What the task asks: Your task is to transcribe all the entries exactly, excluding pictures.

# START OF Exercise materials

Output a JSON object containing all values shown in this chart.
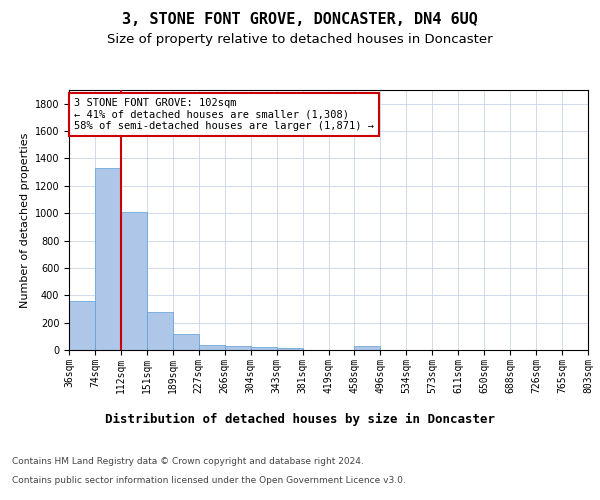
{
  "title": "3, STONE FONT GROVE, DONCASTER, DN4 6UQ",
  "subtitle": "Size of property relative to detached houses in Doncaster",
  "xlabel": "Distribution of detached houses by size in Doncaster",
  "ylabel": "Number of detached properties",
  "footer_line1": "Contains HM Land Registry data © Crown copyright and database right 2024.",
  "footer_line2": "Contains public sector information licensed under the Open Government Licence v3.0.",
  "bin_labels": [
    "36sqm",
    "74sqm",
    "112sqm",
    "151sqm",
    "189sqm",
    "227sqm",
    "266sqm",
    "304sqm",
    "343sqm",
    "381sqm",
    "419sqm",
    "458sqm",
    "496sqm",
    "534sqm",
    "573sqm",
    "611sqm",
    "650sqm",
    "688sqm",
    "726sqm",
    "765sqm",
    "803sqm"
  ],
  "bar_values": [
    355,
    1330,
    1010,
    275,
    120,
    38,
    32,
    22,
    15,
    0,
    0,
    28,
    0,
    0,
    0,
    0,
    0,
    0,
    0,
    0
  ],
  "bar_color": "#aec6e8",
  "bar_edge_color": "#5a9fd4",
  "vline_color": "#cc0000",
  "annotation_text": "3 STONE FONT GROVE: 102sqm\n← 41% of detached houses are smaller (1,308)\n58% of semi-detached houses are larger (1,871) →",
  "annotation_box_color": "#ffffff",
  "annotation_border_color": "#cc0000",
  "ylim": [
    0,
    1900
  ],
  "yticks": [
    0,
    200,
    400,
    600,
    800,
    1000,
    1200,
    1400,
    1600,
    1800
  ],
  "bg_color": "#ffffff",
  "grid_color": "#c8d4e8",
  "title_fontsize": 11,
  "subtitle_fontsize": 9.5,
  "ylabel_fontsize": 8,
  "xlabel_fontsize": 9,
  "tick_fontsize": 7,
  "annotation_fontsize": 7.5,
  "footer_fontsize": 6.5
}
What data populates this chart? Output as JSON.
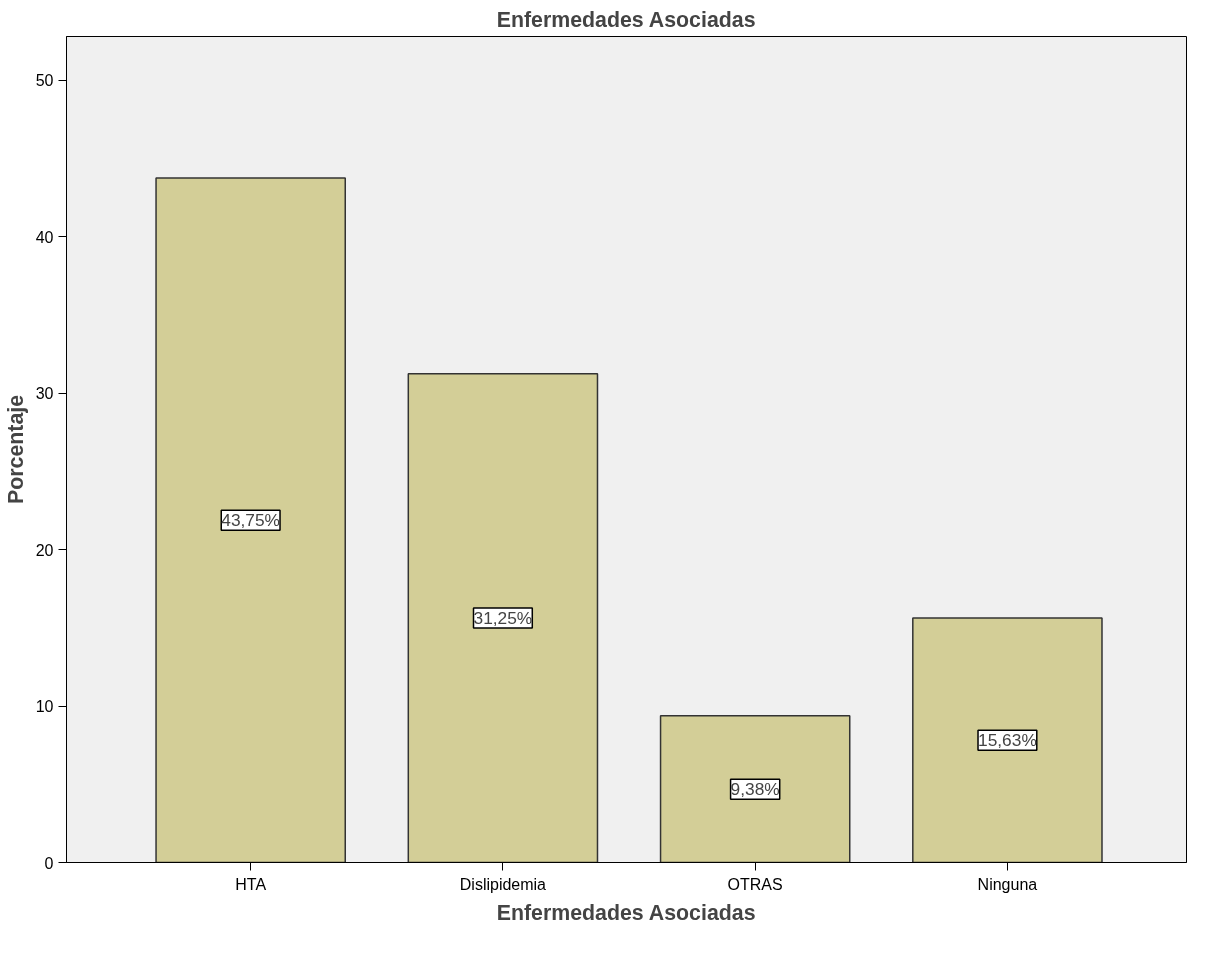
{
  "chart_data": {
    "type": "bar",
    "title": "Enfermedades Asociadas",
    "xlabel": "Enfermedades Asociadas",
    "ylabel": "Porcentaje",
    "categories": [
      "HTA",
      "Dislipidemia",
      "OTRAS",
      "Ninguna"
    ],
    "values": [
      43.75,
      31.25,
      9.38,
      15.63
    ],
    "value_labels": [
      "43,75%",
      "31,25%",
      "9,38%",
      "15,63%"
    ],
    "color": "#d3ce97",
    "ylim": [
      0,
      52.8
    ],
    "yticks": [
      0,
      10,
      20,
      30,
      40,
      50
    ],
    "grid": false
  }
}
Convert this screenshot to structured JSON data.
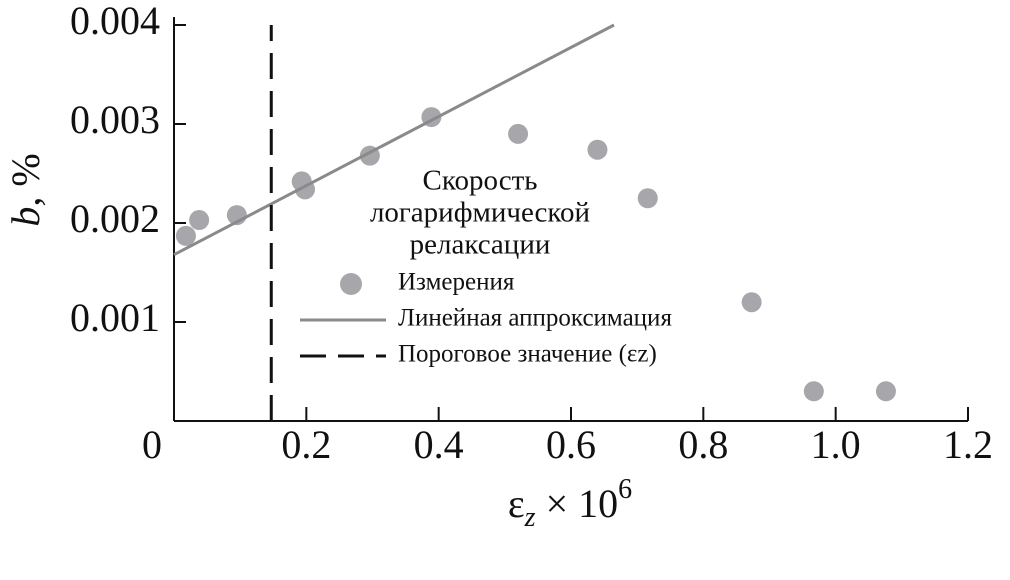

# END OF Exercise materials

Written reply:
Output a JSON object containing all values shown in this chart.
{
  "title": "3, STONE FONT GROVE, DONCASTER, DN4 6UQ",
  "subtitle": "Size of property relative to detached houses in Doncaster",
  "xlabel": "Distribution of detached houses by size in Doncaster",
  "ylabel": "Number of detached properties",
  "footer_line1": "Contains HM Land Registry data © Crown copyright and database right 2024.",
  "footer_line2": "Contains public sector information licensed under the Open Government Licence v3.0.",
  "bin_labels": [
    "36sqm",
    "74sqm",
    "112sqm",
    "151sqm",
    "189sqm",
    "227sqm",
    "266sqm",
    "304sqm",
    "343sqm",
    "381sqm",
    "419sqm",
    "458sqm",
    "496sqm",
    "534sqm",
    "573sqm",
    "611sqm",
    "650sqm",
    "688sqm",
    "726sqm",
    "765sqm",
    "803sqm"
  ],
  "bar_values": [
    355,
    1330,
    1010,
    275,
    120,
    38,
    32,
    22,
    15,
    0,
    0,
    28,
    0,
    0,
    0,
    0,
    0,
    0,
    0,
    0
  ],
  "bar_color": "#aec6e8",
  "bar_edge_color": "#5a9fd4",
  "vline_color": "#cc0000",
  "annotation_text": "3 STONE FONT GROVE: 102sqm\n← 41% of detached houses are smaller (1,308)\n58% of semi-detached houses are larger (1,871) →",
  "annotation_box_color": "#ffffff",
  "annotation_border_color": "#cc0000",
  "ylim": [
    0,
    1900
  ],
  "yticks": [
    0,
    200,
    400,
    600,
    800,
    1000,
    1200,
    1400,
    1600,
    1800
  ],
  "bg_color": "#ffffff",
  "grid_color": "#c8d4e8",
  "title_fontsize": 11,
  "subtitle_fontsize": 9.5,
  "ylabel_fontsize": 8,
  "xlabel_fontsize": 9,
  "tick_fontsize": 7,
  "annotation_fontsize": 7.5,
  "footer_fontsize": 6.5
}
What data populates this chart? Output as JSON.
{
  "chart_data": {
    "type": "bar",
    "title": "Enfermedades Asociadas",
    "xlabel": "Enfermedades Asociadas",
    "ylabel": "Porcentaje",
    "categories": [
      "HTA",
      "Dislipidemia",
      "OTRAS",
      "Ninguna"
    ],
    "values": [
      43.75,
      31.25,
      9.38,
      15.63
    ],
    "value_labels": [
      "43,75%",
      "31,25%",
      "9,38%",
      "15,63%"
    ],
    "color": "#d3ce97",
    "ylim": [
      0,
      52.8
    ],
    "yticks": [
      0,
      10,
      20,
      30,
      40,
      50
    ],
    "grid": false
  }
}
Convert this screenshot to structured JSON data.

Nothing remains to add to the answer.